In your copy, leave out the pictures and repeat the entries below exactly.

— begin Data supplied —

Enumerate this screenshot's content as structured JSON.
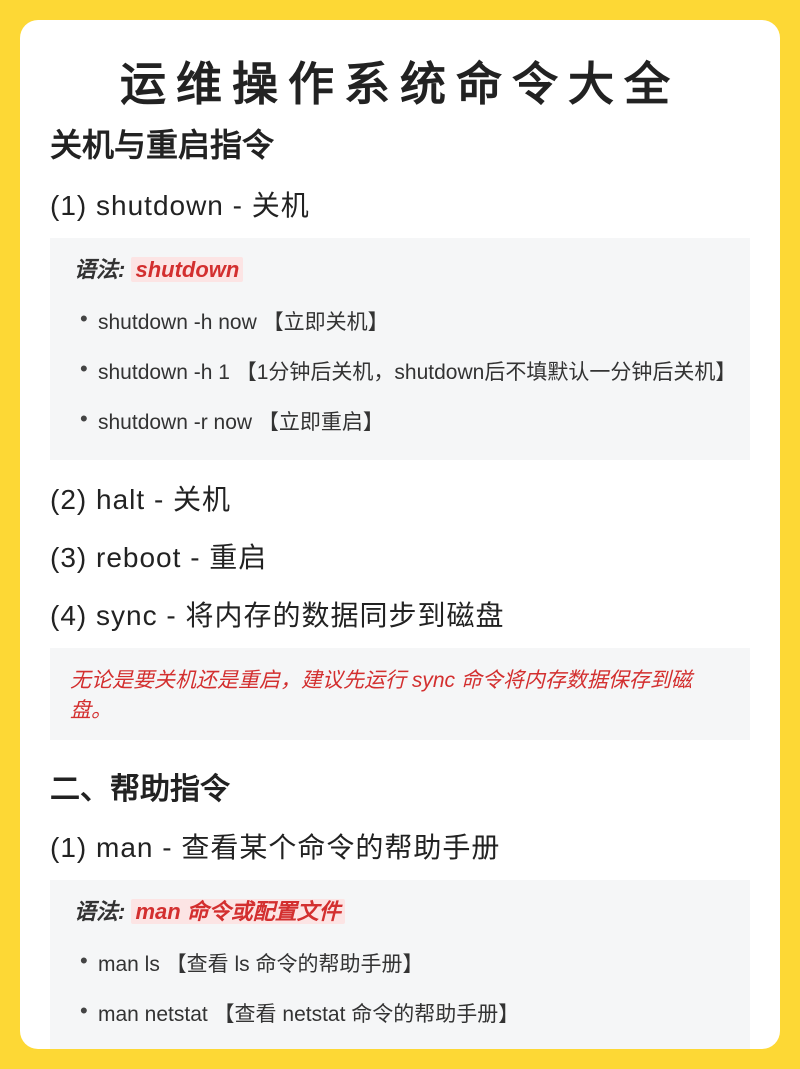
{
  "title": "运维操作系统命令大全",
  "section1": {
    "heading": "关机与重启指令",
    "items": [
      {
        "num": "(1)",
        "label": "shutdown - 关机",
        "syntax_label": "语法:",
        "syntax_value": "shutdown",
        "examples": [
          "shutdown -h now 【立即关机】",
          "shutdown -h 1 【1分钟后关机，shutdown后不填默认一分钟后关机】",
          "shutdown -r now 【立即重启】"
        ]
      },
      {
        "num": "(2)",
        "label": "halt - 关机"
      },
      {
        "num": "(3)",
        "label": "reboot - 重启"
      },
      {
        "num": "(4)",
        "label": "sync - 将内存的数据同步到磁盘"
      }
    ],
    "tip": "无论是要关机还是重启，建议先运行 sync 命令将内存数据保存到磁盘。"
  },
  "section2": {
    "heading": "二、帮助指令",
    "items": [
      {
        "num": "(1)",
        "label": "man - 查看某个命令的帮助手册",
        "syntax_label": "语法:",
        "syntax_value": "man 命令或配置文件",
        "examples": [
          "man ls 【查看 ls 命令的帮助手册】",
          "man netstat 【查看 netstat 命令的帮助手册】"
        ]
      }
    ]
  }
}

— end Data supplied —

Result of the exercise:
Enumerate this screenshot's content as structured JSON.
{
  "title": "运维操作系统命令大全",
  "section1": {
    "heading": "关机与重启指令",
    "items": [
      {
        "num": "(1)",
        "label": "shutdown - 关机",
        "syntax_label": "语法:",
        "syntax_value": "shutdown",
        "examples": [
          "shutdown -h now 【立即关机】",
          "shutdown -h 1 【1分钟后关机，shutdown后不填默认一分钟后关机】",
          "shutdown -r now 【立即重启】"
        ]
      },
      {
        "num": "(2)",
        "label": "halt - 关机"
      },
      {
        "num": "(3)",
        "label": "reboot - 重启"
      },
      {
        "num": "(4)",
        "label": "sync - 将内存的数据同步到磁盘"
      }
    ],
    "tip": "无论是要关机还是重启，建议先运行 sync 命令将内存数据保存到磁盘。"
  },
  "section2": {
    "heading": "二、帮助指令",
    "items": [
      {
        "num": "(1)",
        "label": "man - 查看某个命令的帮助手册",
        "syntax_label": "语法:",
        "syntax_value": "man 命令或配置文件",
        "examples": [
          "man ls 【查看 ls 命令的帮助手册】",
          "man netstat 【查看 netstat 命令的帮助手册】"
        ]
      }
    ]
  }
}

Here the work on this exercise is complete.